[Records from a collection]
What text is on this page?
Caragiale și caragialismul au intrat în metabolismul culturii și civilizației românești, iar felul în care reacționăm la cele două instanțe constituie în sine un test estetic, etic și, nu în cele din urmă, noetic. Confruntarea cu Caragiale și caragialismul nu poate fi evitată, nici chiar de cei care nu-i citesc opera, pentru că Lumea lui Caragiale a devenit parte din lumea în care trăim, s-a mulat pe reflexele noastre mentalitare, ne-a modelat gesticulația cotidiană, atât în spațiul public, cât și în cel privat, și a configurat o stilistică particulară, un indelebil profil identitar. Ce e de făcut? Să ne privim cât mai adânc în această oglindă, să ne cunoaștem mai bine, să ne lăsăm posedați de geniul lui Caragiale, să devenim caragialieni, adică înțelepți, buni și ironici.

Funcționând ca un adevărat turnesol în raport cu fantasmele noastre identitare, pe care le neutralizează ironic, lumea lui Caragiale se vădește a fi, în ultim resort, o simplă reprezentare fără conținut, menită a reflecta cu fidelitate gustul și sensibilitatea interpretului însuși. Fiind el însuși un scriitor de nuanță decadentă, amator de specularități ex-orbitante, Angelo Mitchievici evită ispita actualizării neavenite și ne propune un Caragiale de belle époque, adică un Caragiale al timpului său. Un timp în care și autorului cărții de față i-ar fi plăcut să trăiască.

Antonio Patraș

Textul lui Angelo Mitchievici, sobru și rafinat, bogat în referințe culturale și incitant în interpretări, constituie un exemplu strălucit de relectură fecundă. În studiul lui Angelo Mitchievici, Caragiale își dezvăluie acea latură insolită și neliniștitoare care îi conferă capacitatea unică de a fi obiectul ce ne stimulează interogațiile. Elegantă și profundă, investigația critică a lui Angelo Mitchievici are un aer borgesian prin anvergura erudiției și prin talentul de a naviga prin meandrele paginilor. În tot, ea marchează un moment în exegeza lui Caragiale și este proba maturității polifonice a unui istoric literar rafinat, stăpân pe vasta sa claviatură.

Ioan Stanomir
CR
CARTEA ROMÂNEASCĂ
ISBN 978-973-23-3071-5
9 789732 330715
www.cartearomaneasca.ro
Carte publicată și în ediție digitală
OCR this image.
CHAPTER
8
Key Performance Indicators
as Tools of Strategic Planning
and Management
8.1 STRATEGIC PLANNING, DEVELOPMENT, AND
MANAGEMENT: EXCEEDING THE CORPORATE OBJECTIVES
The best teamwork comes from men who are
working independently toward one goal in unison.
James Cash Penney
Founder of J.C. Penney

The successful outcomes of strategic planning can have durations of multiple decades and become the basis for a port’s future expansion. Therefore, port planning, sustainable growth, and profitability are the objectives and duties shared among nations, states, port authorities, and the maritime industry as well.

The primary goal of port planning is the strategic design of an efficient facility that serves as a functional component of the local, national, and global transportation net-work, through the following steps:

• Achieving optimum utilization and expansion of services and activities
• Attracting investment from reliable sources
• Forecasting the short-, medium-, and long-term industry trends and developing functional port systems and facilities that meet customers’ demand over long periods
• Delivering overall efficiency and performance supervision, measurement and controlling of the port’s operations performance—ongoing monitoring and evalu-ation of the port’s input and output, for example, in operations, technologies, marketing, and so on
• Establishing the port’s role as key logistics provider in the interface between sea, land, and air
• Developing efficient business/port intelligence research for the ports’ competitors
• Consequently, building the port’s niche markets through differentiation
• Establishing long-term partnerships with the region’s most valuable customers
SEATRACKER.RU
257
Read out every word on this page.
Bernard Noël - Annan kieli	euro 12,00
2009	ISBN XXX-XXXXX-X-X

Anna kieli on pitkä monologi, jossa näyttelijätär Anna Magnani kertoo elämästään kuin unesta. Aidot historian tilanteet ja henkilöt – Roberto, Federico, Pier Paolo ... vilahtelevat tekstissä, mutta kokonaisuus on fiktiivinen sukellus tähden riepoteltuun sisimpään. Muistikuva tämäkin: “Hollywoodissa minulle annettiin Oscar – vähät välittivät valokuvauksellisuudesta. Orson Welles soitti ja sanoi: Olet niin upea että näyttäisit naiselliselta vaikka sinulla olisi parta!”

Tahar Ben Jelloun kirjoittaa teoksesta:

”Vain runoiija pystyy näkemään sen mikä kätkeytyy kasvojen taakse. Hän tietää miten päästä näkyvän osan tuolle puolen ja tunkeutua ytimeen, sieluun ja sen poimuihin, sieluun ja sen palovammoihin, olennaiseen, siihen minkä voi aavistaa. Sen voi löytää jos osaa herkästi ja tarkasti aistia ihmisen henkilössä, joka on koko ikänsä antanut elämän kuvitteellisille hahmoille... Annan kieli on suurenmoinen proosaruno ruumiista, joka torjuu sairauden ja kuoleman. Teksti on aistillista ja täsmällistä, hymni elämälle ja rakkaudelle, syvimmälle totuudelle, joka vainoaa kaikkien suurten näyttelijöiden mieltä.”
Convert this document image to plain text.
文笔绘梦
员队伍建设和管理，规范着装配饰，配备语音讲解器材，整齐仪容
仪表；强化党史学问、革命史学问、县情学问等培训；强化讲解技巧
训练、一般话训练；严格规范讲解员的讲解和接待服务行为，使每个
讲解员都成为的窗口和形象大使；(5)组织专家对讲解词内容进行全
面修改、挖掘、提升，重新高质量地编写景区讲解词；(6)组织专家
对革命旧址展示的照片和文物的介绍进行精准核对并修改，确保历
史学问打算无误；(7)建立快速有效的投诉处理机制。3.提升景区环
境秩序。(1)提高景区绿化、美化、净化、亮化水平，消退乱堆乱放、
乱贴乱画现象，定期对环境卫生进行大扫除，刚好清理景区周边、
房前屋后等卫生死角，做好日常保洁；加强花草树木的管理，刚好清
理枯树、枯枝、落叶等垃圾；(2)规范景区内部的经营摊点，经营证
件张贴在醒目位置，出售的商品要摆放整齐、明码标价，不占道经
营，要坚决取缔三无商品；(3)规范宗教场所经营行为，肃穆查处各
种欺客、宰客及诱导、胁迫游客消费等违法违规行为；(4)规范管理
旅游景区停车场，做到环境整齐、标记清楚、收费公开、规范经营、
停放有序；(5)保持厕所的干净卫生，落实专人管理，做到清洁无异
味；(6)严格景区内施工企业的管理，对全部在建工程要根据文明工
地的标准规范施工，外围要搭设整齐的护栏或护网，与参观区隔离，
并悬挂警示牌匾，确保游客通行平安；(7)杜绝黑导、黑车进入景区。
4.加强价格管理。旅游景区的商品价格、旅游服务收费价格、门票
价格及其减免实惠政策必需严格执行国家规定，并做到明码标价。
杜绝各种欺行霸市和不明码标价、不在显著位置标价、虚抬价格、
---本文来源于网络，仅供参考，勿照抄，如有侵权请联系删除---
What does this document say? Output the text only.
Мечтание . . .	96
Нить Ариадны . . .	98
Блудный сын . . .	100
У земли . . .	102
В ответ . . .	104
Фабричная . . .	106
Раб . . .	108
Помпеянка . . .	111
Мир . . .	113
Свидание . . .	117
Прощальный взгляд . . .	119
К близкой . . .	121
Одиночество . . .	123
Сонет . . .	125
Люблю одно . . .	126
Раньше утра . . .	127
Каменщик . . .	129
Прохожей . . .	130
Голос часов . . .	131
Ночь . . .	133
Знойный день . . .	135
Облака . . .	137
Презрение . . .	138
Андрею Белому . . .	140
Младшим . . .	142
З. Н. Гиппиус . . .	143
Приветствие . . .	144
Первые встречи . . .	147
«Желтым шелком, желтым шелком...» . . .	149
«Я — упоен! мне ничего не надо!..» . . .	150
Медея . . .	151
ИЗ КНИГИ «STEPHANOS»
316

:: WHAT TO WORK ON ::
Copy every line of the material, please, keeping it exactly the same.

:: FINISHED EXERCISE ::
What text is on this page?
Caragiale și caragialismul au intrat în metabolismul culturii și civilizației românești, iar felul în care reacționăm la cele două instanțe constituie în sine un test estetic, etic și, nu în cele din urmă, noetic. Confruntarea cu Caragiale și caragialismul nu poate fi evitată, nici chiar de cei care nu-i citesc opera, pentru că Lumea lui Caragiale a devenit parte din lumea în care trăim, s-a mulat pe reflexele noastre mentalitare, ne-a modelat gesticulația cotidiană, atât în spațiul public, cât și în cel privat, și a configurat o stilistică particulară, un indelebil profil identitar. Ce e de făcut? Să ne privim cât mai adânc în această oglindă, să ne cunoaștem mai bine, să ne lăsăm posedați de geniul lui Caragiale, să devenim caragialieni, adică înțelepți, buni și ironici.

Funcționând ca un adevărat turnesol în raport cu fantasmele noastre identitare, pe care le neutralizează ironic, lumea lui Caragiale se vădește a fi, în ultim resort, o simplă reprezentare fără conținut, menită a reflecta cu fidelitate gustul și sensibilitatea interpretului însuși. Fiind el însuși un scriitor de nuanță decadentă, amator de specularități ex-orbitante, Angelo Mitchievici evită ispita actualizării neavenite și ne propune un Caragiale de belle époque, adică un Caragiale al timpului său. Un timp în care și autorului cărții de față i-ar fi plăcut să trăiască.

Antonio Patraș

Textul lui Angelo Mitchievici, sobru și rafinat, bogat în referințe culturale și incitant în interpretări, constituie un exemplu strălucit de relectură fecundă. În studiul lui Angelo Mitchievici, Caragiale își dezvăluie acea latură insolită și neliniștitoare care îi conferă capacitatea unică de a fi obiectul ce ne stimulează interogațiile. Elegantă și profundă, investigația critică a lui Angelo Mitchievici are un aer borgesian prin anvergura erudiției și prin talentul de a naviga prin meandrele paginilor. În tot, ea marchează un moment în exegeza lui Caragiale și este proba maturității polifonice a unui istoric literar rafinat, stăpân pe vasta sa claviatură.

Ioan Stanomir
CR
CARTEA ROMÂNEASCĂ
ISBN 978-973-23-3071-5
9 789732 330715
www.cartearomaneasca.ro
Carte publicată și în ediție digitală
OCR this image.
CHAPTER
8
Key Performance Indicators
as Tools of Strategic Planning
and Management
8.1 STRATEGIC PLANNING, DEVELOPMENT, AND
MANAGEMENT: EXCEEDING THE CORPORATE OBJECTIVES
The best teamwork comes from men who are
working independently toward one goal in unison.
James Cash Penney
Founder of J.C. Penney

The successful outcomes of strategic planning can have durations of multiple decades and become the basis for a port’s future expansion. Therefore, port planning, sustainable growth, and profitability are the objectives and duties shared among nations, states, port authorities, and the maritime industry as well.

The primary goal of port planning is the strategic design of an efficient facility that serves as a functional component of the local, national, and global transportation net-work, through the following steps:

• Achieving optimum utilization and expansion of services and activities
• Attracting investment from reliable sources
• Forecasting the short-, medium-, and long-term industry trends and developing functional port systems and facilities that meet customers’ demand over long periods
• Delivering overall efficiency and performance supervision, measurement and controlling of the port’s operations performance—ongoing monitoring and evalu-ation of the port’s input and output, for example, in operations, technologies, marketing, and so on
• Establishing the port’s role as key logistics provider in the interface between sea, land, and air
• Developing efficient business/port intelligence research for the ports’ competitors
• Consequently, building the port’s niche markets through differentiation
• Establishing long-term partnerships with the region’s most valuable customers
SEATRACKER.RU
257
Read out every word on this page.
Bernard Noël - Annan kieli	euro 12,00
2009	ISBN XXX-XXXXX-X-X

Anna kieli on pitkä monologi, jossa näyttelijätär Anna Magnani kertoo elämästään kuin unesta. Aidot historian tilanteet ja henkilöt – Roberto, Federico, Pier Paolo ... vilahtelevat tekstissä, mutta kokonaisuus on fiktiivinen sukellus tähden riepoteltuun sisimpään. Muistikuva tämäkin: “Hollywoodissa minulle annettiin Oscar – vähät välittivät valokuvauksellisuudesta. Orson Welles soitti ja sanoi: Olet niin upea että näyttäisit naiselliselta vaikka sinulla olisi parta!”

Tahar Ben Jelloun kirjoittaa teoksesta:

”Vain runoiija pystyy näkemään sen mikä kätkeytyy kasvojen taakse. Hän tietää miten päästä näkyvän osan tuolle puolen ja tunkeutua ytimeen, sieluun ja sen poimuihin, sieluun ja sen palovammoihin, olennaiseen, siihen minkä voi aavistaa. Sen voi löytää jos osaa herkästi ja tarkasti aistia ihmisen henkilössä, joka on koko ikänsä antanut elämän kuvitteellisille hahmoille... Annan kieli on suurenmoinen proosaruno ruumiista, joka torjuu sairauden ja kuoleman. Teksti on aistillista ja täsmällistä, hymni elämälle ja rakkaudelle, syvimmälle totuudelle, joka vainoaa kaikkien suurten näyttelijöiden mieltä.”
Convert this document image to plain text.
文笔绘梦
员队伍建设和管理，规范着装配饰，配备语音讲解器材，整齐仪容
仪表；强化党史学问、革命史学问、县情学问等培训；强化讲解技巧
训练、一般话训练；严格规范讲解员的讲解和接待服务行为，使每个
讲解员都成为的窗口和形象大使；(5)组织专家对讲解词内容进行全
面修改、挖掘、提升，重新高质量地编写景区讲解词；(6)组织专家
对革命旧址展示的照片和文物的介绍进行精准核对并修改，确保历
史学问打算无误；(7)建立快速有效的投诉处理机制。3.提升景区环
境秩序。(1)提高景区绿化、美化、净化、亮化水平，消退乱堆乱放、
乱贴乱画现象，定期对环境卫生进行大扫除，刚好清理景区周边、
房前屋后等卫生死角，做好日常保洁；加强花草树木的管理，刚好清
理枯树、枯枝、落叶等垃圾；(2)规范景区内部的经营摊点，经营证
件张贴在醒目位置，出售的商品要摆放整齐、明码标价，不占道经
营，要坚决取缔三无商品；(3)规范宗教场所经营行为，肃穆查处各
种欺客、宰客及诱导、胁迫游客消费等违法违规行为；(4)规范管理
旅游景区停车场，做到环境整齐、标记清楚、收费公开、规范经营、
停放有序；(5)保持厕所的干净卫生，落实专人管理，做到清洁无异
味；(6)严格景区内施工企业的管理，对全部在建工程要根据文明工
地的标准规范施工，外围要搭设整齐的护栏或护网，与参观区隔离，
并悬挂警示牌匾，确保游客通行平安；(7)杜绝黑导、黑车进入景区。
4.加强价格管理。旅游景区的商品价格、旅游服务收费价格、门票
价格及其减免实惠政策必需严格执行国家规定，并做到明码标价。
杜绝各种欺行霸市和不明码标价、不在显著位置标价、虚抬价格、
---本文来源于网络，仅供参考，勿照抄，如有侵权请联系删除---
What does this document say? Output the text only.
Мечтание . . .	96
Нить Ариадны . . .	98
Блудный сын . . .	100
У земли . . .	102
В ответ . . .	104
Фабричная . . .	106
Раб . . .	108
Помпеянка . . .	111
Мир . . .	113
Свидание . . .	117
Прощальный взгляд . . .	119
К близкой . . .	121
Одиночество . . .	123
Сонет . . .	125
Люблю одно . . .	126
Раньше утра . . .	127
Каменщик . . .	129
Прохожей . . .	130
Голос часов . . .	131
Ночь . . .	133
Знойный день . . .	135
Облака . . .	137
Презрение . . .	138
Андрею Белому . . .	140
Младшим . . .	142
З. Н. Гиппиус . . .	143
Приветствие . . .	144
Первые встречи . . .	147
«Желтым шелком, желтым шелком...» . . .	149
«Я — упоен! мне ничего не надо!..» . . .	150
Медея . . .	151
ИЗ КНИГИ «STEPHANOS»
316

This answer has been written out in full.